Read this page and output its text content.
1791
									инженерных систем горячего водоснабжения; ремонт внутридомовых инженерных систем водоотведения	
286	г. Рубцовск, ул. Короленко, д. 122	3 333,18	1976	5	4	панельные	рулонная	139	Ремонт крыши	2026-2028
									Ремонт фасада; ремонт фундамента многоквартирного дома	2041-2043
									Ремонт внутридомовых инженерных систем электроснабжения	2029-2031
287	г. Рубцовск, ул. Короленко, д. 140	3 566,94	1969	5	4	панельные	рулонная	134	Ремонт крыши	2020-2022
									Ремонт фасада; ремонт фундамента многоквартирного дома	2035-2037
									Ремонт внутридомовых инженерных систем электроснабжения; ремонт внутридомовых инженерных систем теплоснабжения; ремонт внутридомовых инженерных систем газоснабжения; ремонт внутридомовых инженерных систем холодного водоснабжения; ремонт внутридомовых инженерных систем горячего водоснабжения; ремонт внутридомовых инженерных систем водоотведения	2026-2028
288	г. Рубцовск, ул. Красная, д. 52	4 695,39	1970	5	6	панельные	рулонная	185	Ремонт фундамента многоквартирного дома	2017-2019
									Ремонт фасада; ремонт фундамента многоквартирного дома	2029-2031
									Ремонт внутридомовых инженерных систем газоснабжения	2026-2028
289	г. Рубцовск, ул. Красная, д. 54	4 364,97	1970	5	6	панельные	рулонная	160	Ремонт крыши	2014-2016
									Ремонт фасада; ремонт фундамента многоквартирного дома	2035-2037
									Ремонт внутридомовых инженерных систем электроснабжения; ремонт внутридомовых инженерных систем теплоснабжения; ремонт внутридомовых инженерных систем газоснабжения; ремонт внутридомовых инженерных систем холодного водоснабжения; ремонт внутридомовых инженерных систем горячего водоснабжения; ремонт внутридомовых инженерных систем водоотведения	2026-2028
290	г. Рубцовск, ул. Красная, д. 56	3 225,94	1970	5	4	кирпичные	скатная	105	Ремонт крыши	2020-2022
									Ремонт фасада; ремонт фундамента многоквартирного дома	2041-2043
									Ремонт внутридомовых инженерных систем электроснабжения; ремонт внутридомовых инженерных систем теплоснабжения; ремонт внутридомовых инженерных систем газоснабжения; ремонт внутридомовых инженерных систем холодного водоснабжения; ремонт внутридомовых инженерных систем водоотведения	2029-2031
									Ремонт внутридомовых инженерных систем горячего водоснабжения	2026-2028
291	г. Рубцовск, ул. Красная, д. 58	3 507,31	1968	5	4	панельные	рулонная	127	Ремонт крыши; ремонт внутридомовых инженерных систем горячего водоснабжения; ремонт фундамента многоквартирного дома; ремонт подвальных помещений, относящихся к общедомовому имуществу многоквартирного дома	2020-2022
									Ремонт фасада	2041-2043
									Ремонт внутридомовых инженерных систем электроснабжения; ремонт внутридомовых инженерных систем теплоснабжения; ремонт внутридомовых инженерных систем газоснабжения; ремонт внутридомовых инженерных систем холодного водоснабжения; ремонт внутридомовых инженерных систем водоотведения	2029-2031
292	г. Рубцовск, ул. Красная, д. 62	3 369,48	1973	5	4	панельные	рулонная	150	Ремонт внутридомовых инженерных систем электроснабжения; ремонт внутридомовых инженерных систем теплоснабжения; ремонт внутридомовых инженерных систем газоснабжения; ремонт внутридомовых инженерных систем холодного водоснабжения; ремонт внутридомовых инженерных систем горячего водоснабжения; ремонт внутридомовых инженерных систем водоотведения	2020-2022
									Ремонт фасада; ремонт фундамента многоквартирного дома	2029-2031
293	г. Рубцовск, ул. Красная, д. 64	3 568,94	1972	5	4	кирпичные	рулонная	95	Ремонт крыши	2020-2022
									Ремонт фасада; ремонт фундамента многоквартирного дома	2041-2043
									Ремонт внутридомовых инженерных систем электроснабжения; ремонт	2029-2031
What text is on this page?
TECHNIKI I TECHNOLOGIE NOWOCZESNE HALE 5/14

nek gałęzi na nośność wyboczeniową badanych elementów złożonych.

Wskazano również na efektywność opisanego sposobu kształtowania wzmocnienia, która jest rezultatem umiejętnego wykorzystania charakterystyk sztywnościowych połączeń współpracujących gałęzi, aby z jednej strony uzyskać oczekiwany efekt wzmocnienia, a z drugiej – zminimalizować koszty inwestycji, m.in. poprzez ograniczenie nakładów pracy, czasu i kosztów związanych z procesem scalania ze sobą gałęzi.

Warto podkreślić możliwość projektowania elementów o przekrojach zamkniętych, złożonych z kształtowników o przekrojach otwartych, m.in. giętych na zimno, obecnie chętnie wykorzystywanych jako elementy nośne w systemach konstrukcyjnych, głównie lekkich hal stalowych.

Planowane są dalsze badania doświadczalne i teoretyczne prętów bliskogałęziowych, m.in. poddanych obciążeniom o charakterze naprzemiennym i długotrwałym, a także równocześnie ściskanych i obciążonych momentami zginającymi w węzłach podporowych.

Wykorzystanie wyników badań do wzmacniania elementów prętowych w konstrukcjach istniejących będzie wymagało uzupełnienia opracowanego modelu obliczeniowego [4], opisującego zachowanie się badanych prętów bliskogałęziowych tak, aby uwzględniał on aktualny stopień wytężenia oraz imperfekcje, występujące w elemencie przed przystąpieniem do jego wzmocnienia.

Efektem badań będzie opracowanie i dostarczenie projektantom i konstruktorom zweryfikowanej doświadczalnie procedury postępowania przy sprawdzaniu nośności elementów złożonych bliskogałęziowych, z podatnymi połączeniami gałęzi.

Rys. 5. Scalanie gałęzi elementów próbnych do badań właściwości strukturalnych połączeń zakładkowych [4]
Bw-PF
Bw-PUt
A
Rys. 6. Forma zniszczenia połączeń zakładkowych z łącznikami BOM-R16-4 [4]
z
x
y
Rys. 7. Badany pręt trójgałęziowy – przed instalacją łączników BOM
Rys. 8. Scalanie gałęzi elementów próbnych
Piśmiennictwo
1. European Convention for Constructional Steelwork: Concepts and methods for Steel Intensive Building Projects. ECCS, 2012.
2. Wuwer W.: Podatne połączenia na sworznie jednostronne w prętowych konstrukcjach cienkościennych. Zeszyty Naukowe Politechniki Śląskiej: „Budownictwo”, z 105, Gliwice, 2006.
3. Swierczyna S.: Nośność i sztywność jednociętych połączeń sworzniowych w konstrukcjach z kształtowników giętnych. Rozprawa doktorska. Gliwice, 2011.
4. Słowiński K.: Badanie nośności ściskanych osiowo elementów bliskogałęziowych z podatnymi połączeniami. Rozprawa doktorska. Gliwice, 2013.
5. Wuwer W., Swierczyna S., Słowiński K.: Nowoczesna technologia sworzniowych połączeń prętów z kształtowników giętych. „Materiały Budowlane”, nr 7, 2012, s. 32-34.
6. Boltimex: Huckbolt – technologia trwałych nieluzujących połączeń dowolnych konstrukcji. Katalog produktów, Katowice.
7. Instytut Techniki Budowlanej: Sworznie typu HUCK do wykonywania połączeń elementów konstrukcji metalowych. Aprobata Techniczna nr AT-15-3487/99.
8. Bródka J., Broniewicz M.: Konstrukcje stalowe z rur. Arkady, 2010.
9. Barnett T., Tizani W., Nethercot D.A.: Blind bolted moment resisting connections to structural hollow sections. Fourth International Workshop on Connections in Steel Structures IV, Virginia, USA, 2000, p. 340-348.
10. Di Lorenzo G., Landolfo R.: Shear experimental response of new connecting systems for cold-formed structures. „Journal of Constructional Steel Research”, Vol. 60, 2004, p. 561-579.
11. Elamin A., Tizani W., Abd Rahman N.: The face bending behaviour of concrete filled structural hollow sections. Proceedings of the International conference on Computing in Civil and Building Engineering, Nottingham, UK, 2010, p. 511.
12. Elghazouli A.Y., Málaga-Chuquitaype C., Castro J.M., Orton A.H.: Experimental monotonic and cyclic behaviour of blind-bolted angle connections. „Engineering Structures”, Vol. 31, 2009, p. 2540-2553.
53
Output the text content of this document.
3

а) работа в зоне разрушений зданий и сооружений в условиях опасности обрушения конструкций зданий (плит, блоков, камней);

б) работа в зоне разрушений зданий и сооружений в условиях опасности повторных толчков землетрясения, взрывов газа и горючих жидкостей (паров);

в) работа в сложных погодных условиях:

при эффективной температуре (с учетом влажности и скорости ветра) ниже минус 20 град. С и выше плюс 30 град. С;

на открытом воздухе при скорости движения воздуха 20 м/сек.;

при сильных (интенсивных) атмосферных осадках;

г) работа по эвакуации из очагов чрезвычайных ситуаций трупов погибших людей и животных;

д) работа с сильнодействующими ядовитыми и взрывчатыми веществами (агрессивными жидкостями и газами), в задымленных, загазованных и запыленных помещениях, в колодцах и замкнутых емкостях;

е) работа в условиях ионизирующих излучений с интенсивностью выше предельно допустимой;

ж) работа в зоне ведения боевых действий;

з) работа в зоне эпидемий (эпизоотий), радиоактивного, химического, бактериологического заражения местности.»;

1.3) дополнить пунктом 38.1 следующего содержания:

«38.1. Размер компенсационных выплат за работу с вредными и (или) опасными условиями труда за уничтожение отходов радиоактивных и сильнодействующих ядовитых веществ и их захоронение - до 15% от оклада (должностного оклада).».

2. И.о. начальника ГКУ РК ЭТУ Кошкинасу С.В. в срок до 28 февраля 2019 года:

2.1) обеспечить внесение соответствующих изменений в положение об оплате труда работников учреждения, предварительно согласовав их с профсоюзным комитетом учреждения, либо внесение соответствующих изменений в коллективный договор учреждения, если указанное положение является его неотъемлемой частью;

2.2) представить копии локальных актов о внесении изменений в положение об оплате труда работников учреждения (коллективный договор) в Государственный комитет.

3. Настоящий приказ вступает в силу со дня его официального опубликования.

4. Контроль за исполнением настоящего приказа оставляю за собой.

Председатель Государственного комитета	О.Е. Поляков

■ ■ ■ ■

▶ Prompt: Above are some records. Count the lines among them with the word "работа", and answer with the number only.

▶ Exercise result: 8